EXERCISE DETAILS → Work through the data below and give the number of lines holding "esecutive", nothing more.

↓↓↓

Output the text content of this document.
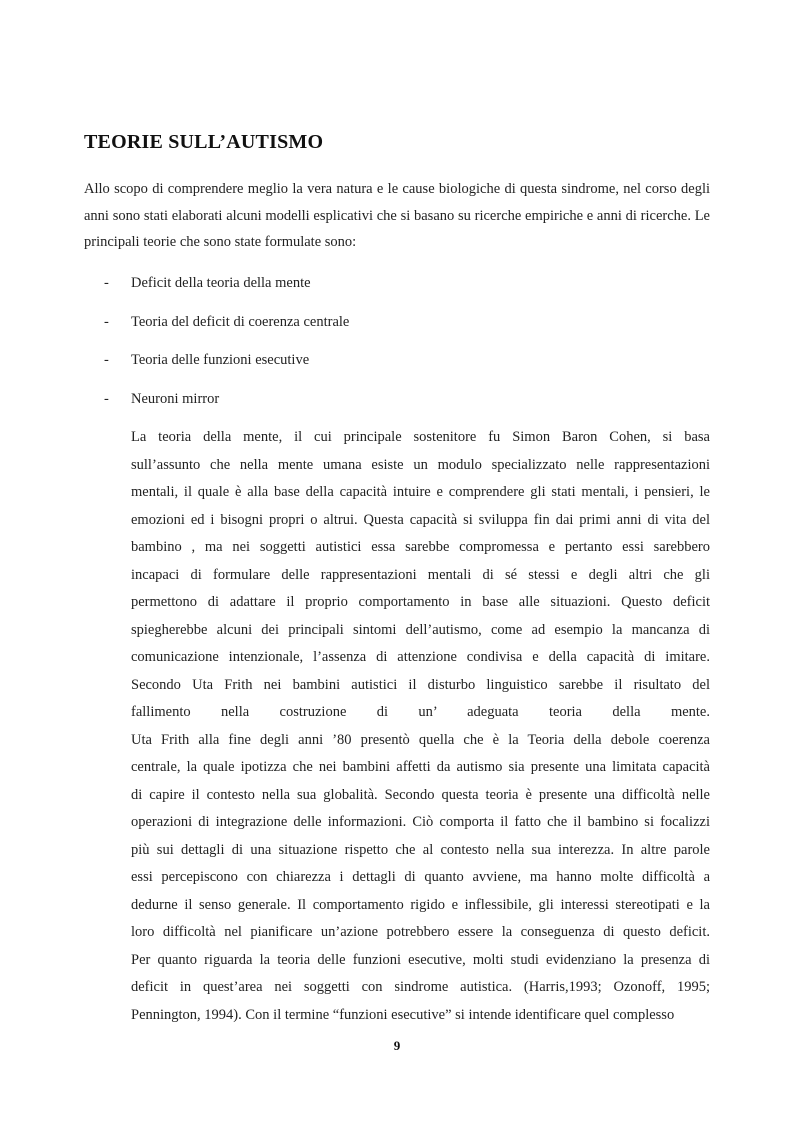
TEORIE SULL’AUTISMO

Allo scopo di comprendere meglio la vera natura e le cause biologiche di questa sindrome, nel corso degli anni sono stati elaborati alcuni modelli esplicativi che si basano su ricerche empiriche e anni di ricerche. Le principali teorie che sono state formulate sono:

-	Deficit della teoria della mente
-	Teoria del deficit di coerenza centrale
-	Teoria delle funzioni esecutive
-	Neuroni mirror

La teoria della mente, il cui principale sostenitore fu Simon Baron Cohen, si basa

sull’assunto che nella mente umana esiste un modulo specializzato nelle rappresentazioni

mentali, il quale è alla base della capacità intuire e comprendere gli stati mentali, i pensieri, le

emozioni ed i bisogni propri o altrui. Questa capacità si sviluppa fin dai primi anni di vita del

bambino , ma nei soggetti autistici essa sarebbe compromessa e pertanto essi sarebbero

incapaci di formulare delle rappresentazioni mentali di sé stessi e degli altri che gli

permettono di adattare il proprio comportamento in base alle situazioni. Questo deficit

spiegherebbe alcuni dei principali sintomi dell’autismo, come ad esempio la mancanza di

comunicazione intenzionale, l’assenza di attenzione condivisa e della capacità di imitare.

Secondo Uta Frith nei bambini autistici il disturbo linguistico sarebbe il risultato del

fallimento nella costruzione di un’ adeguata teoria della mente.

Uta Frith alla fine degli anni ’80 presentò quella che è la Teoria della debole coerenza

centrale, la quale ipotizza che nei bambini affetti da autismo sia presente una limitata capacità

di capire il contesto nella sua globalità. Secondo questa teoria è presente una difficoltà nelle

operazioni di integrazione delle informazioni. Ciò comporta il fatto che il bambino si focalizzi

più sui dettagli di una situazione rispetto che al contesto nella sua interezza. In altre parole

essi percepiscono con chiarezza i dettagli di quanto avviene, ma hanno molte difficoltà a

dedurne il senso generale. Il comportamento rigido e inflessibile, gli interessi stereotipati e la

loro difficoltà nel pianificare un’azione potrebbero essere la conseguenza di questo deficit.

Per quanto riguarda la teoria delle funzioni esecutive, molti studi evidenziano la presenza di

deficit in quest’area nei soggetti con sindrome autistica. (Harris,1993; Ozonoff, 1995;

Pennington, 1994). Con il termine “funzioni esecutive” si intende identificare quel complesso

9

↑↑↑

TASK SOLUTION → 3